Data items
%%
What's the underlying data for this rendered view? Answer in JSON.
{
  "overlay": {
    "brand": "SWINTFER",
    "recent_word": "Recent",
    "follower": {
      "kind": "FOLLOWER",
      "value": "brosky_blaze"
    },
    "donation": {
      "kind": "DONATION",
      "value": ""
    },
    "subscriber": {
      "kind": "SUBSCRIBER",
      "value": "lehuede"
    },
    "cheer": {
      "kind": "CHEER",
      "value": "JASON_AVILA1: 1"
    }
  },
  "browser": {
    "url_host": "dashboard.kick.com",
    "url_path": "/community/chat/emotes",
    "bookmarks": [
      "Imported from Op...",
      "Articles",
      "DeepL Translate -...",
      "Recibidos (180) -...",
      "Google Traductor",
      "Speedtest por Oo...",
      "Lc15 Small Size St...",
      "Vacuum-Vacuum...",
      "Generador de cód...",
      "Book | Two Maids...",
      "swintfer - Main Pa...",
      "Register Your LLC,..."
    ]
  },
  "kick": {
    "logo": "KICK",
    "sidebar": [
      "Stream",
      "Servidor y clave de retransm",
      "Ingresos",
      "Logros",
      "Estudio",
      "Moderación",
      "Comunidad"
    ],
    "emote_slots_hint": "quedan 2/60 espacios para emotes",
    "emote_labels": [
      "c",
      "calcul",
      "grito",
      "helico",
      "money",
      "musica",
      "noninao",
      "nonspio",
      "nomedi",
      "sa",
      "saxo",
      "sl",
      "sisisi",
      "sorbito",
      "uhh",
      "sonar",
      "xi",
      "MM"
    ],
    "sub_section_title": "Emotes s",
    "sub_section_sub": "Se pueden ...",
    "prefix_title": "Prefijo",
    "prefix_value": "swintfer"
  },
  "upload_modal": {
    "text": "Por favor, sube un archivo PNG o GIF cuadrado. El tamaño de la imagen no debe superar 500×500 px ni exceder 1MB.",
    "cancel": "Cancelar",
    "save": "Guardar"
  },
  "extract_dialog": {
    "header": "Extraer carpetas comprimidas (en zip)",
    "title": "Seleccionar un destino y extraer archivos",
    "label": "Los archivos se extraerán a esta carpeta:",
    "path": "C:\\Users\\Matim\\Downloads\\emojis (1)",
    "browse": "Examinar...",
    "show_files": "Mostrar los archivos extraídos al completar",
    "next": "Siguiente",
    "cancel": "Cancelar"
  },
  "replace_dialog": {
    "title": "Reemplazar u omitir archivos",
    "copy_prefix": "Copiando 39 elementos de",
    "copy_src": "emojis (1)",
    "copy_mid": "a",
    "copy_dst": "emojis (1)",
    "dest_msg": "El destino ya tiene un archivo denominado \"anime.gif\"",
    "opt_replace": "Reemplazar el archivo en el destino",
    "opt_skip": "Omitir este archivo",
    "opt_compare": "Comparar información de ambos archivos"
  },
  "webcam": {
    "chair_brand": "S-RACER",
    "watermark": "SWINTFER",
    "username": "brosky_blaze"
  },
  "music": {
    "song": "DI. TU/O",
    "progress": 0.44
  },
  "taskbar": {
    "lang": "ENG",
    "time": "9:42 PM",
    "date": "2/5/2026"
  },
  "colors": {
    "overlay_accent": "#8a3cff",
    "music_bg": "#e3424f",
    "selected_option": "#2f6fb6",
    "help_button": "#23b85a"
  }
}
%%
• [Set task]: Repeat each entry word for word.

• [Full solution]:
What's the underlying data for this rendered view? Answer in JSON.
{
  "overlay": {
    "brand": "SWINTFER",
    "recent_word": "Recent",
    "follower": {
      "kind": "FOLLOWER",
      "value": "brosky_blaze"
    },
    "donation": {
      "kind": "DONATION",
      "value": ""
    },
    "subscriber": {
      "kind": "SUBSCRIBER",
      "value": "lehuede"
    },
    "cheer": {
      "kind": "CHEER",
      "value": "JASON_AVILA1: 1"
    }
  },
  "browser": {
    "url_host": "dashboard.kick.com",
    "url_path": "/community/chat/emotes",
    "bookmarks": [
      "Imported from Op...",
      "Articles",
      "DeepL Translate -...",
      "Recibidos (180) -...",
      "Google Traductor",
      "Speedtest por Oo...",
      "Lc15 Small Size St...",
      "Vacuum-Vacuum...",
      "Generador de cód...",
      "Book | Two Maids...",
      "swintfer - Main Pa...",
      "Register Your LLC,..."
    ]
  },
  "kick": {
    "logo": "KICK",
    "sidebar": [
      "Stream",
      "Servidor y clave de retransm",
      "Ingresos",
      "Logros",
      "Estudio",
      "Moderación",
      "Comunidad"
    ],
    "emote_slots_hint": "quedan 2/60 espacios para emotes",
    "emote_labels": [
      "c",
      "calcul",
      "grito",
      "helico",
      "money",
      "musica",
      "noninao",
      "nonspio",
      "nomedi",
      "sa",
      "saxo",
      "sl",
      "sisisi",
      "sorbito",
      "uhh",
      "sonar",
      "xi",
      "MM"
    ],
    "sub_section_title": "Emotes s",
    "sub_section_sub": "Se pueden ...",
    "prefix_title": "Prefijo",
    "prefix_value": "swintfer"
  },
  "upload_modal": {
    "text": "Por favor, sube un archivo PNG o GIF cuadrado. El tamaño de la imagen no debe superar 500×500 px ni exceder 1MB.",
    "cancel": "Cancelar",
    "save": "Guardar"
  },
  "extract_dialog": {
    "header": "Extraer carpetas comprimidas (en zip)",
    "title": "Seleccionar un destino y extraer archivos",
    "label": "Los archivos se extraerán a esta carpeta:",
    "path": "C:\\Users\\Matim\\Downloads\\emojis (1)",
    "browse": "Examinar...",
    "show_files": "Mostrar los archivos extraídos al completar",
    "next": "Siguiente",
    "cancel": "Cancelar"
  },
  "replace_dialog": {
    "title": "Reemplazar u omitir archivos",
    "copy_prefix": "Copiando 39 elementos de",
    "copy_src": "emojis (1)",
    "copy_mid": "a",
    "copy_dst": "emojis (1)",
    "dest_msg": "El destino ya tiene un archivo denominado \"anime.gif\"",
    "opt_replace": "Reemplazar el archivo en el destino",
    "opt_skip": "Omitir este archivo",
    "opt_compare": "Comparar información de ambos archivos"
  },
  "webcam": {
    "chair_brand": "S-RACER",
    "watermark": "SWINTFER",
    "username": "brosky_blaze"
  },
  "music": {
    "song": "DI. TU/O",
    "progress": 0.44
  },
  "taskbar": {
    "lang": "ENG",
    "time": "9:42 PM",
    "date": "2/5/2026"
  },
  "colors": {
    "overlay_accent": "#8a3cff",
    "music_bg": "#e3424f",
    "selected_option": "#2f6fb6",
    "help_button": "#23b85a"
  }
}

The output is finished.